Start of Data to process

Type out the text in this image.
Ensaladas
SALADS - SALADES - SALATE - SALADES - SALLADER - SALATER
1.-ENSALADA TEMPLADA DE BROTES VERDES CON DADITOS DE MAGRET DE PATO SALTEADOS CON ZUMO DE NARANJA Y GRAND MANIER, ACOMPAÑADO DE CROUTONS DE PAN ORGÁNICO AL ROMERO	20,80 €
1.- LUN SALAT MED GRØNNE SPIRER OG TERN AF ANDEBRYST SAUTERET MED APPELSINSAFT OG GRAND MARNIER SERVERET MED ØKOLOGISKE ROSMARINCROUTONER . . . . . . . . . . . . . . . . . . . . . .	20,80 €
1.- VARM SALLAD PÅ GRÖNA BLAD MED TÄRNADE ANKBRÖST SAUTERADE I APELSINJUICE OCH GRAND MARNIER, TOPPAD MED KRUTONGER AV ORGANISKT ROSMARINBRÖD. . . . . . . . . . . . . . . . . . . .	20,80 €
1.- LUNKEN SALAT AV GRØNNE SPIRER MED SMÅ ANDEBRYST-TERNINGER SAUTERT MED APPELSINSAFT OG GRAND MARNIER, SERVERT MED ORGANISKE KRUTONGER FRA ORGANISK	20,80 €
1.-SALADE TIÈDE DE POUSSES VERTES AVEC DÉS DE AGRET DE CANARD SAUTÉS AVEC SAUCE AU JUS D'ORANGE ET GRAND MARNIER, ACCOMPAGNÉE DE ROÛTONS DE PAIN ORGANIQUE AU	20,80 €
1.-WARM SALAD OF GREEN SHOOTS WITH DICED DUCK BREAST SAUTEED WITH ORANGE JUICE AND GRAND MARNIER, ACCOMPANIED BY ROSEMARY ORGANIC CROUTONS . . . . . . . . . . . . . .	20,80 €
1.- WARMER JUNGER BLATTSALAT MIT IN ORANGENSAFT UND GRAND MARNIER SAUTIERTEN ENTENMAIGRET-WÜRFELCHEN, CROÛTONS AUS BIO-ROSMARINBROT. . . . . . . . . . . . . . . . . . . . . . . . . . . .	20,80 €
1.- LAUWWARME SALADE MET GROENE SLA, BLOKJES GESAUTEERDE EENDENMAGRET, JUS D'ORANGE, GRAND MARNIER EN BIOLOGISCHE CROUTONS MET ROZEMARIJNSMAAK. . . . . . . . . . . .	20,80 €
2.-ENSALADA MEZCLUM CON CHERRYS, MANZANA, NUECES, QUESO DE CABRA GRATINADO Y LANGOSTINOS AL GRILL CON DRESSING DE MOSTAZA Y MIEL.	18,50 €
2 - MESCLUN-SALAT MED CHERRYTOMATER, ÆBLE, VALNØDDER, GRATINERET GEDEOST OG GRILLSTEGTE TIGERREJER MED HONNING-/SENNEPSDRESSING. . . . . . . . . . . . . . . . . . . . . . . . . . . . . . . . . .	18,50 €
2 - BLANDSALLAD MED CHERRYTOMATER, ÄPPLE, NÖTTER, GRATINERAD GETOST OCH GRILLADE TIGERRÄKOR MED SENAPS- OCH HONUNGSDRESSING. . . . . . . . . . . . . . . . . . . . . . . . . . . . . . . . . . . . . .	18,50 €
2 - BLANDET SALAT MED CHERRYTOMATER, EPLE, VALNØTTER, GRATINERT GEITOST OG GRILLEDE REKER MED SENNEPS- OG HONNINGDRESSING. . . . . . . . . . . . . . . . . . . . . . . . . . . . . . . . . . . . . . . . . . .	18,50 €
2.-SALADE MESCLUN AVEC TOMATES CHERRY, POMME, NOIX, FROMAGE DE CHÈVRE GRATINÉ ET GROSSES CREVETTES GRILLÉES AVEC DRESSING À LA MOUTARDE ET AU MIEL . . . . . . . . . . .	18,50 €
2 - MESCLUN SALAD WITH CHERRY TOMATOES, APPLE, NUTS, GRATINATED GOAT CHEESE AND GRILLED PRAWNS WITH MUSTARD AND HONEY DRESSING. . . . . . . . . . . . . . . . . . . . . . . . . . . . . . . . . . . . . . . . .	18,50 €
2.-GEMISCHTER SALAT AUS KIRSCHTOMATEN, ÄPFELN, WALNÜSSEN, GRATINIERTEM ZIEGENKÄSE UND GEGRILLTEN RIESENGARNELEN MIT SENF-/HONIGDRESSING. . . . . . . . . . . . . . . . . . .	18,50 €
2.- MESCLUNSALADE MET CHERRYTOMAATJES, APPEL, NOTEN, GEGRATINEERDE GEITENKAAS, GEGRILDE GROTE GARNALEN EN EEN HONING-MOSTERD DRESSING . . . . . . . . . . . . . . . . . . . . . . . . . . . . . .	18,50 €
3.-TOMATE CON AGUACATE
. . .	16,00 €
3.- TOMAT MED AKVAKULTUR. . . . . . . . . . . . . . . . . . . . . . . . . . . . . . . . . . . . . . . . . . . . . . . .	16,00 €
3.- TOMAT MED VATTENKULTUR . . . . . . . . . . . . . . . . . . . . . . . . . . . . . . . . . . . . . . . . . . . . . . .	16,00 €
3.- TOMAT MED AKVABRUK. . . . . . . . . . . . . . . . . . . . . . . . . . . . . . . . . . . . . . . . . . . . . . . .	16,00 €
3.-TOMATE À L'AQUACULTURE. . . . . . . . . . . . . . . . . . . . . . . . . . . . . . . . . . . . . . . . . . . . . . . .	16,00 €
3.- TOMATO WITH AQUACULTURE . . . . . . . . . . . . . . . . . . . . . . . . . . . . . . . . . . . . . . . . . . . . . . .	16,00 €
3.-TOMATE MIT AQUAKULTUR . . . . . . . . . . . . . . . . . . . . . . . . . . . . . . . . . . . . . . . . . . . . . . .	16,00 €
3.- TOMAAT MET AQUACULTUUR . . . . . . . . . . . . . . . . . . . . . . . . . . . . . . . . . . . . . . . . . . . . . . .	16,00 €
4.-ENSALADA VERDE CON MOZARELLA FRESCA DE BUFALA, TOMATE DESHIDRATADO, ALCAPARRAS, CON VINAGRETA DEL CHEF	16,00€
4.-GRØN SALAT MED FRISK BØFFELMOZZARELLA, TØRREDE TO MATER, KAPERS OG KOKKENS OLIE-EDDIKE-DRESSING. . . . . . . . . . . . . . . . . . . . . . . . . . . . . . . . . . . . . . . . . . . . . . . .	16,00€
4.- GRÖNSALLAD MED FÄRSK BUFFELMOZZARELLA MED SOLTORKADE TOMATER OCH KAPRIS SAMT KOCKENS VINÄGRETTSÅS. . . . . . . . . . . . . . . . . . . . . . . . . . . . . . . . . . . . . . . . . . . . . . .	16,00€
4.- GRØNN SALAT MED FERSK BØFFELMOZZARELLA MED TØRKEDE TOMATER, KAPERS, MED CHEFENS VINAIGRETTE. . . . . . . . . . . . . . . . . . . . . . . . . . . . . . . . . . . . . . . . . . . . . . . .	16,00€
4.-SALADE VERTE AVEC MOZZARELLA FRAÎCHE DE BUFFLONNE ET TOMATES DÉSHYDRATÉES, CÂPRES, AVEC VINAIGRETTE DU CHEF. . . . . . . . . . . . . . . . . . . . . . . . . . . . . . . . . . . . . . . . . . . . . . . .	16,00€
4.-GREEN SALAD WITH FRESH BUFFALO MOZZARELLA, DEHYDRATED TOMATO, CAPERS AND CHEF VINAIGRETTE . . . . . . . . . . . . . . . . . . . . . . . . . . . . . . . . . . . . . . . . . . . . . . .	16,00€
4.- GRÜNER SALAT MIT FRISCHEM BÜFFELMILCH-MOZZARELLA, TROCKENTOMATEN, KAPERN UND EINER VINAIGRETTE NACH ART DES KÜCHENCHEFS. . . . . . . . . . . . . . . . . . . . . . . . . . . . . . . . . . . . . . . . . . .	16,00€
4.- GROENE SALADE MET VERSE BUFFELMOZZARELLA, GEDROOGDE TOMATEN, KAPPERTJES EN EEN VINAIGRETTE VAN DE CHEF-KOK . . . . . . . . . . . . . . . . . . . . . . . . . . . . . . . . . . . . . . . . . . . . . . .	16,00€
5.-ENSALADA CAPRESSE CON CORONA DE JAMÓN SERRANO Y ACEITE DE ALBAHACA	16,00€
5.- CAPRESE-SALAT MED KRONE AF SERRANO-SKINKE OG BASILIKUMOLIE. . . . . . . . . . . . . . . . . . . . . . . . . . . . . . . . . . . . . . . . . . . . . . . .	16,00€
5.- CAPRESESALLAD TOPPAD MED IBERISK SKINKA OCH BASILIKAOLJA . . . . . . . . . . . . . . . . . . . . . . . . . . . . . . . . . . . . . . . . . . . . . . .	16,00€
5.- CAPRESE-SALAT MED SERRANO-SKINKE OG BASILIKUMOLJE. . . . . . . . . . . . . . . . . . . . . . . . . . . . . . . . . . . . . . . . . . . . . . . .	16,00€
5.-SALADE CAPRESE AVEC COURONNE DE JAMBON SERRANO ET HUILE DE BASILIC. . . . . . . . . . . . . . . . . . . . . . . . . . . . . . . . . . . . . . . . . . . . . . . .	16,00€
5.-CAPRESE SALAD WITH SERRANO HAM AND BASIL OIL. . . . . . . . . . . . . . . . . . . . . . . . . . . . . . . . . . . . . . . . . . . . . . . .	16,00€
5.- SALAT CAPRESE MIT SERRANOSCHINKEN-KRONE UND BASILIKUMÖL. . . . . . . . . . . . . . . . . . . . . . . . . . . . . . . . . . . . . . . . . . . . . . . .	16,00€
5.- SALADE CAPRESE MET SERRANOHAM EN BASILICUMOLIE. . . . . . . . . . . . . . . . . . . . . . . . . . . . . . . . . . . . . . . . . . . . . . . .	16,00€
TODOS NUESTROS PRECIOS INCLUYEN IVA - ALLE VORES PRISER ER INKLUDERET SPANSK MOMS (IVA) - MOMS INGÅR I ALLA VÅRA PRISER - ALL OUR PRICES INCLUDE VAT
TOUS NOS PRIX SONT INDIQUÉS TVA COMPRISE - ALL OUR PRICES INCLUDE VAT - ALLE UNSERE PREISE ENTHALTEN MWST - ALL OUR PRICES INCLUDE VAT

End of Data to process

What the task requires:
Go over the records above and tally the lines with the word "SKINKE" in them. Give the number alone.

The result:
2